===== Input material =====

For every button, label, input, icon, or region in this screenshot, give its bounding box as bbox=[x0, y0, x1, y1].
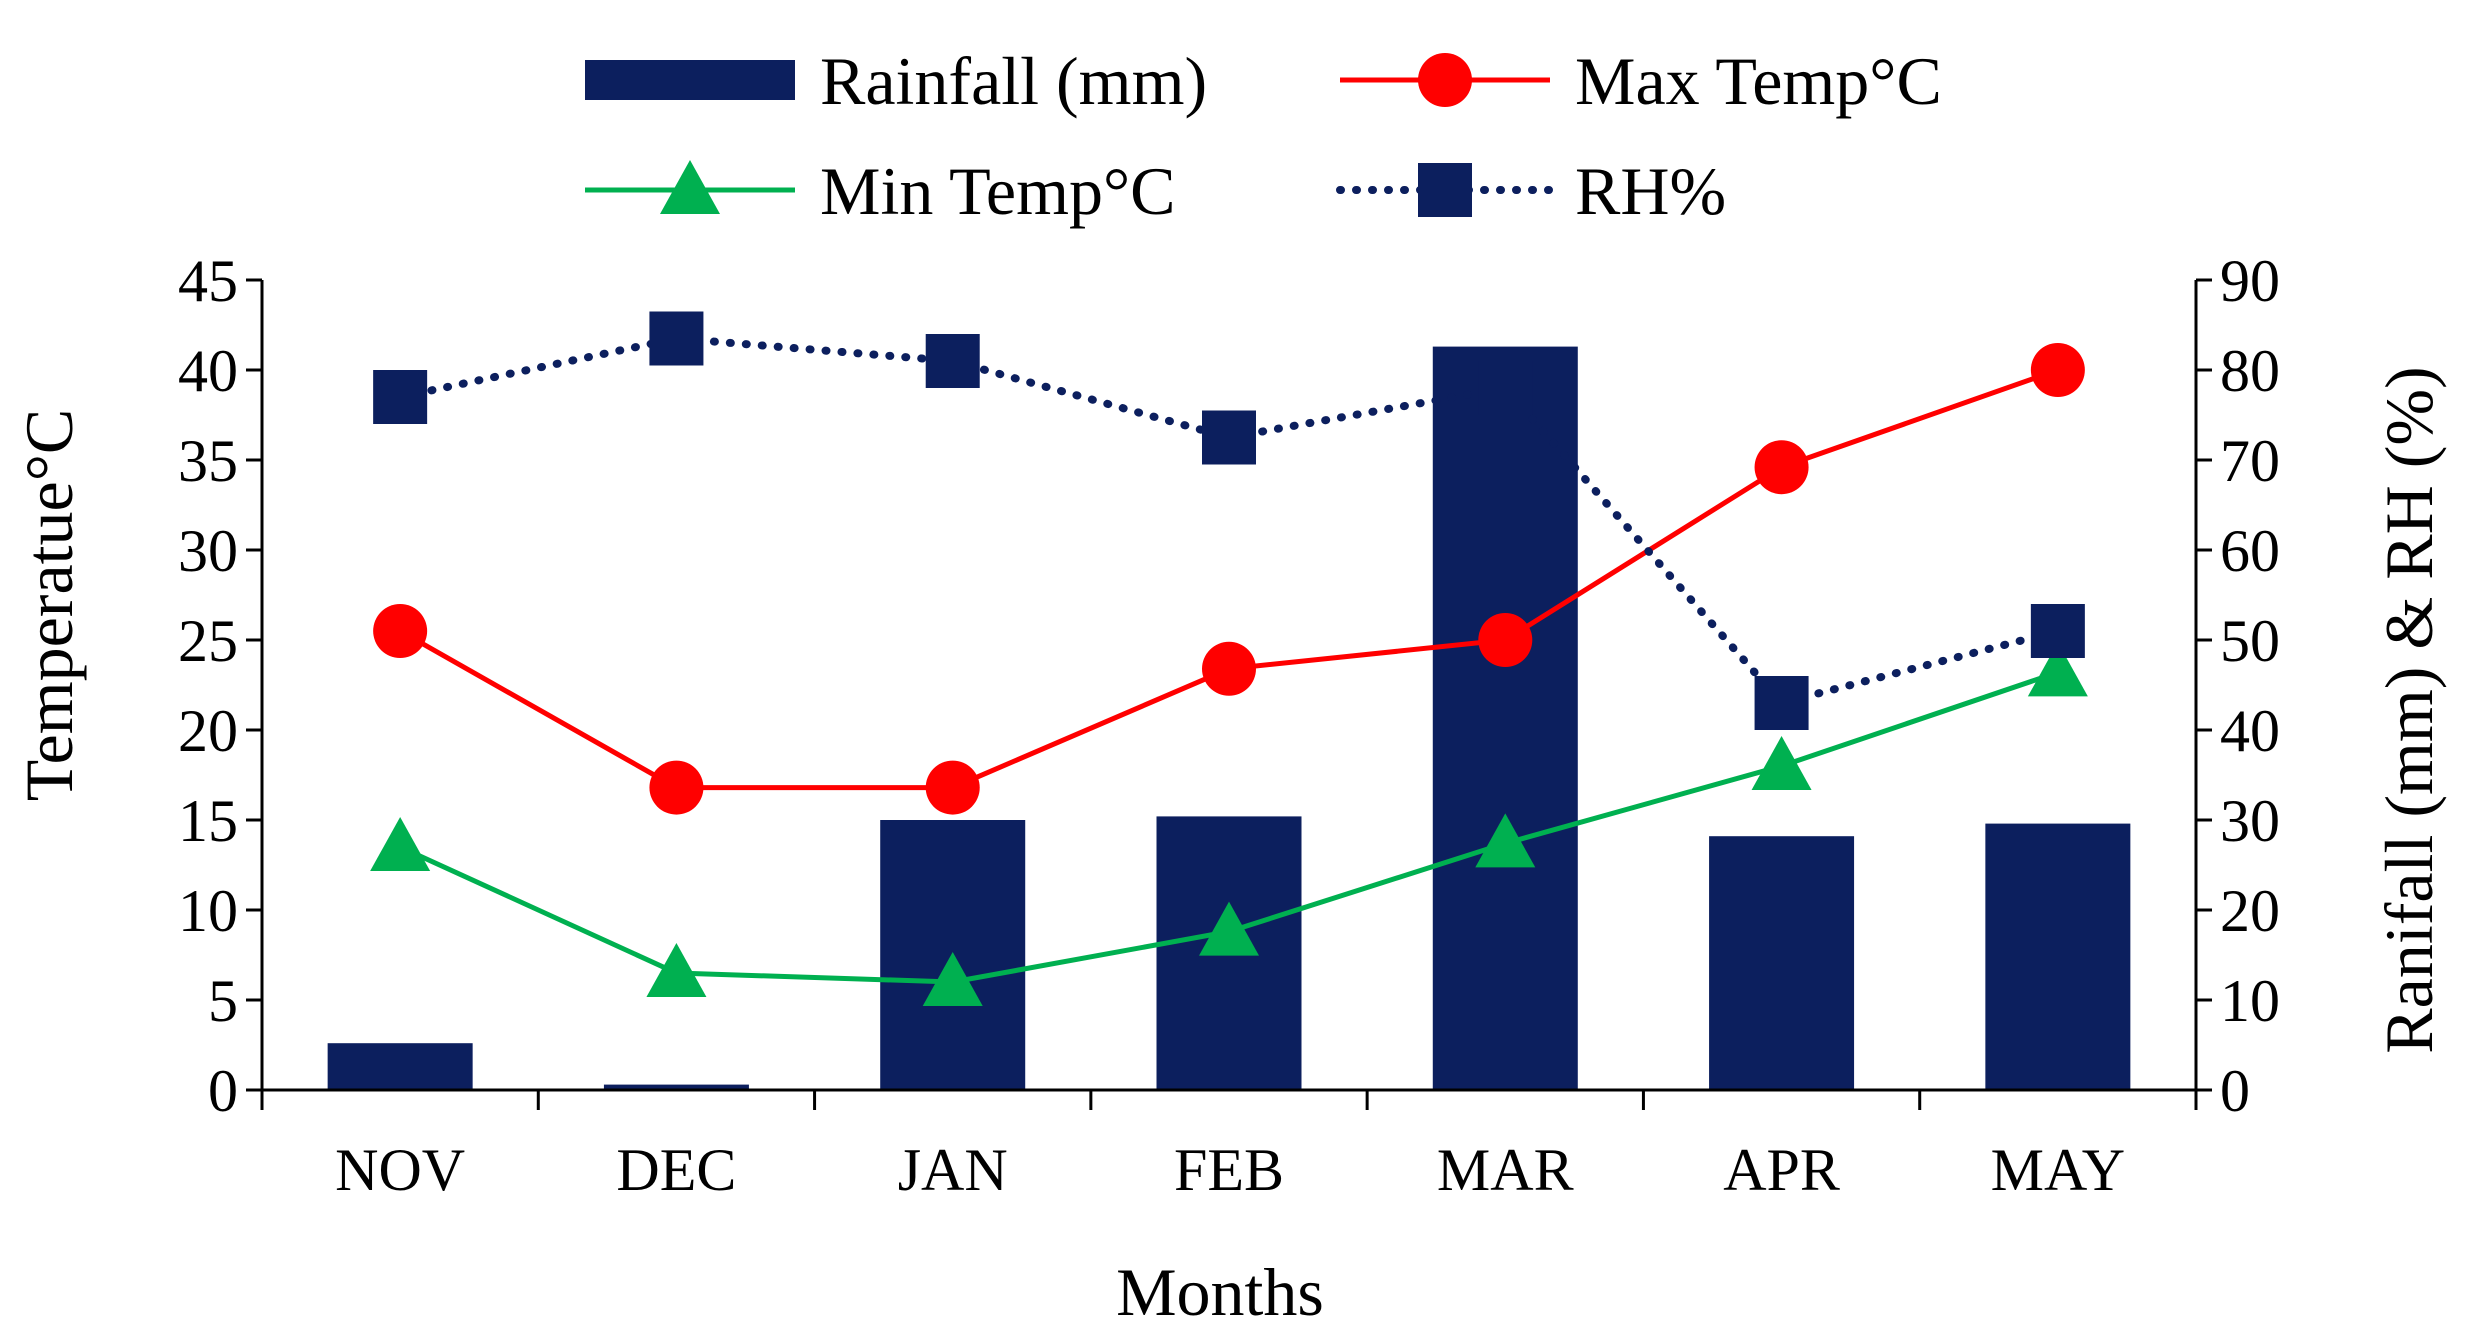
rh-point-apr bbox=[1754, 676, 1809, 730]
max-temp-point-dec bbox=[649, 760, 704, 815]
y-tick-label-right: 30 bbox=[2220, 788, 2280, 854]
y-tick-label-left: 30 bbox=[178, 518, 238, 584]
min-temp-point-feb bbox=[1199, 901, 1259, 956]
y-axis-label-right: Ranifall (mm) & RH (%) bbox=[2371, 366, 2447, 1053]
series-lines bbox=[370, 311, 2088, 1006]
min-temp-point-apr bbox=[1751, 736, 1812, 790]
max-temp-point-jan bbox=[925, 760, 980, 815]
y-tick-label-left: 45 bbox=[178, 248, 238, 314]
y-tick-label-left: 20 bbox=[178, 698, 238, 764]
rainfall-bar-mar bbox=[1432, 346, 1578, 1091]
x-tick-label-dec: DEC bbox=[616, 1137, 736, 1203]
rh-point-may bbox=[2030, 604, 2085, 658]
legend-label-max-temp: Max Temp°C bbox=[1575, 43, 1942, 119]
legend-label-rainfall: Rainfall (mm) bbox=[820, 43, 1207, 119]
x-tick-label-apr: APR bbox=[1723, 1137, 1840, 1203]
y-tick-label-right: 50 bbox=[2220, 608, 2280, 674]
legend-swatch-rainfall bbox=[585, 60, 795, 100]
y-tick-label-left: 35 bbox=[178, 428, 238, 494]
y-tick-label-right: 10 bbox=[2220, 968, 2280, 1034]
max-temp-point-feb bbox=[1202, 641, 1256, 696]
legend-label-min-temp: Min Temp°C bbox=[820, 153, 1176, 229]
y-tick-label-right: 90 bbox=[2220, 248, 2280, 314]
max-temp-point-may bbox=[2030, 343, 2085, 397]
rh-point-dec bbox=[649, 311, 704, 366]
x-tick-label-nov: NOV bbox=[335, 1137, 465, 1203]
y-tick-label-right: 80 bbox=[2220, 338, 2280, 404]
legend-marker-min-temp bbox=[660, 160, 720, 214]
x-tick-label-may: MAY bbox=[1991, 1137, 2126, 1203]
y-tick-label-right: 70 bbox=[2220, 428, 2280, 494]
chart-axes: 0 5 10 15 20 25 30 35 40 45 0 10 20 30 40 50 60 70 80 90 NOV… bbox=[178, 248, 2280, 1203]
rh-point-nov bbox=[373, 370, 428, 424]
x-tick-label-mar: MAR bbox=[1437, 1137, 1574, 1203]
y-tick-label-left: 10 bbox=[178, 878, 238, 944]
rh-point-feb bbox=[1202, 410, 1256, 465]
max-temp-point-nov bbox=[373, 604, 428, 658]
max-temp-point-apr bbox=[1754, 440, 1809, 495]
rainfall-bar-dec bbox=[603, 1084, 749, 1090]
legend: Rainfall (mm) Max Temp°C Min Temp°C RH% bbox=[585, 43, 1942, 229]
rainfall-bar-nov bbox=[327, 1043, 473, 1090]
y-tick-label-left: 0 bbox=[208, 1058, 238, 1124]
min-temp-point-nov bbox=[370, 817, 431, 871]
y-tick-label-right: 20 bbox=[2220, 878, 2280, 944]
legend-label-rh: RH% bbox=[1575, 153, 1726, 229]
x-tick-label-feb: FEB bbox=[1174, 1137, 1284, 1203]
rh-point-jan bbox=[925, 334, 980, 388]
rainfall-bar-apr bbox=[1709, 836, 1855, 1090]
legend-marker-max-temp bbox=[1418, 53, 1472, 107]
min-temp-point-dec bbox=[646, 943, 707, 997]
y-axis-label-left: Temperatue°C bbox=[11, 409, 87, 802]
rainfall-bars bbox=[327, 346, 2131, 1091]
min-temp-point-mar bbox=[1475, 813, 1536, 868]
y-tick-label-left: 25 bbox=[178, 608, 238, 674]
rainfall-bar-may bbox=[1985, 823, 2131, 1090]
axis-labels: Months Temperatue°C Ranifall (mm) & RH (… bbox=[11, 366, 2447, 1330]
y-tick-label-left: 5 bbox=[208, 968, 238, 1034]
y-tick-label-left: 15 bbox=[178, 788, 238, 854]
x-tick-label-jan: JAN bbox=[898, 1137, 1008, 1203]
min-temp-point-may bbox=[2027, 642, 2088, 697]
y-tick-label-right: 0 bbox=[2220, 1058, 2250, 1124]
y-tick-label-right: 40 bbox=[2220, 698, 2280, 764]
rh-point-mar bbox=[1478, 361, 1533, 415]
legend-marker-rh bbox=[1418, 163, 1472, 217]
y-tick-label-left: 40 bbox=[178, 338, 238, 404]
min-temp-point-jan bbox=[922, 952, 983, 1006]
x-axis-label: Months bbox=[1116, 1254, 1324, 1330]
y-tick-label-right: 60 bbox=[2220, 518, 2280, 584]
max-temp-point-mar bbox=[1478, 613, 1533, 667]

=====

### What is needed
Please reproduce all of the rows above, substituting "high-temp-point" for every occurrence of "max-temp-point" and leaving everything else unchanged. Leave the pictures out of your answer.

### Complete response
For every button, label, input, icon, or region in this screenshot, give its bounding box as bbox=[x0, y0, x1, y1].
rh-point-apr bbox=[1754, 676, 1809, 730]
high-temp-point-dec bbox=[649, 760, 704, 815]
y-tick-label-right: 30 bbox=[2220, 788, 2280, 854]
y-tick-label-left: 30 bbox=[178, 518, 238, 584]
min-temp-point-feb bbox=[1199, 901, 1259, 956]
y-axis-label-right: Ranifall (mm) & RH (%) bbox=[2371, 366, 2447, 1053]
series-lines bbox=[370, 311, 2088, 1006]
min-temp-point-apr bbox=[1751, 736, 1812, 790]
high-temp-point-jan bbox=[925, 760, 980, 815]
y-tick-label-left: 45 bbox=[178, 248, 238, 314]
y-tick-label-left: 20 bbox=[178, 698, 238, 764]
rainfall-bar-mar bbox=[1432, 346, 1578, 1091]
x-tick-label-dec: DEC bbox=[616, 1137, 736, 1203]
rh-point-may bbox=[2030, 604, 2085, 658]
legend-label-max-temp: Max Temp°C bbox=[1575, 43, 1942, 119]
legend-label-rainfall: Rainfall (mm) bbox=[820, 43, 1207, 119]
x-tick-label-apr: APR bbox=[1723, 1137, 1840, 1203]
y-tick-label-right: 50 bbox=[2220, 608, 2280, 674]
legend-swatch-rainfall bbox=[585, 60, 795, 100]
y-tick-label-left: 35 bbox=[178, 428, 238, 494]
y-tick-label-right: 10 bbox=[2220, 968, 2280, 1034]
high-temp-point-feb bbox=[1202, 641, 1256, 696]
legend-label-min-temp: Min Temp°C bbox=[820, 153, 1176, 229]
y-tick-label-right: 90 bbox=[2220, 248, 2280, 314]
high-temp-point-may bbox=[2030, 343, 2085, 397]
rh-point-dec bbox=[649, 311, 704, 366]
x-tick-label-nov: NOV bbox=[335, 1137, 465, 1203]
y-tick-label-right: 80 bbox=[2220, 338, 2280, 404]
legend-marker-min-temp bbox=[660, 160, 720, 214]
x-tick-label-may: MAY bbox=[1991, 1137, 2126, 1203]
y-tick-label-right: 70 bbox=[2220, 428, 2280, 494]
chart-axes: 0 5 10 15 20 25 30 35 40 45 0 10 20 30 40 50 60 70 80 90 NOV… bbox=[178, 248, 2280, 1203]
rh-point-nov bbox=[373, 370, 428, 424]
x-tick-label-mar: MAR bbox=[1437, 1137, 1574, 1203]
y-tick-label-left: 10 bbox=[178, 878, 238, 944]
rh-point-feb bbox=[1202, 410, 1256, 465]
high-temp-point-nov bbox=[373, 604, 428, 658]
high-temp-point-apr bbox=[1754, 440, 1809, 495]
rainfall-bar-dec bbox=[603, 1084, 749, 1090]
legend: Rainfall (mm) Max Temp°C Min Temp°C RH% bbox=[585, 43, 1942, 229]
rainfall-bar-nov bbox=[327, 1043, 473, 1090]
y-tick-label-left: 0 bbox=[208, 1058, 238, 1124]
min-temp-point-nov bbox=[370, 817, 431, 871]
y-tick-label-right: 20 bbox=[2220, 878, 2280, 944]
legend-label-rh: RH% bbox=[1575, 153, 1726, 229]
x-tick-label-feb: FEB bbox=[1174, 1137, 1284, 1203]
rh-point-jan bbox=[925, 334, 980, 388]
rainfall-bar-apr bbox=[1709, 836, 1855, 1090]
legend-marker-max-temp bbox=[1418, 53, 1472, 107]
min-temp-point-dec bbox=[646, 943, 707, 997]
y-axis-label-left: Temperatue°C bbox=[11, 409, 87, 802]
rainfall-bars bbox=[327, 346, 2131, 1091]
min-temp-point-mar bbox=[1475, 813, 1536, 868]
y-tick-label-left: 25 bbox=[178, 608, 238, 674]
rainfall-bar-may bbox=[1985, 823, 2131, 1090]
axis-labels: Months Temperatue°C Ranifall (mm) & RH (… bbox=[11, 366, 2447, 1330]
y-tick-label-left: 5 bbox=[208, 968, 238, 1034]
y-tick-label-left: 15 bbox=[178, 788, 238, 854]
x-tick-label-jan: JAN bbox=[898, 1137, 1008, 1203]
min-temp-point-may bbox=[2027, 642, 2088, 697]
y-tick-label-right: 0 bbox=[2220, 1058, 2250, 1124]
y-tick-label-right: 40 bbox=[2220, 698, 2280, 764]
rh-point-mar bbox=[1478, 361, 1533, 415]
legend-marker-rh bbox=[1418, 163, 1472, 217]
y-tick-label-left: 40 bbox=[178, 338, 238, 404]
min-temp-point-jan bbox=[922, 952, 983, 1006]
x-axis-label: Months bbox=[1116, 1254, 1324, 1330]
y-tick-label-right: 60 bbox=[2220, 518, 2280, 584]
high-temp-point-mar bbox=[1478, 613, 1533, 667]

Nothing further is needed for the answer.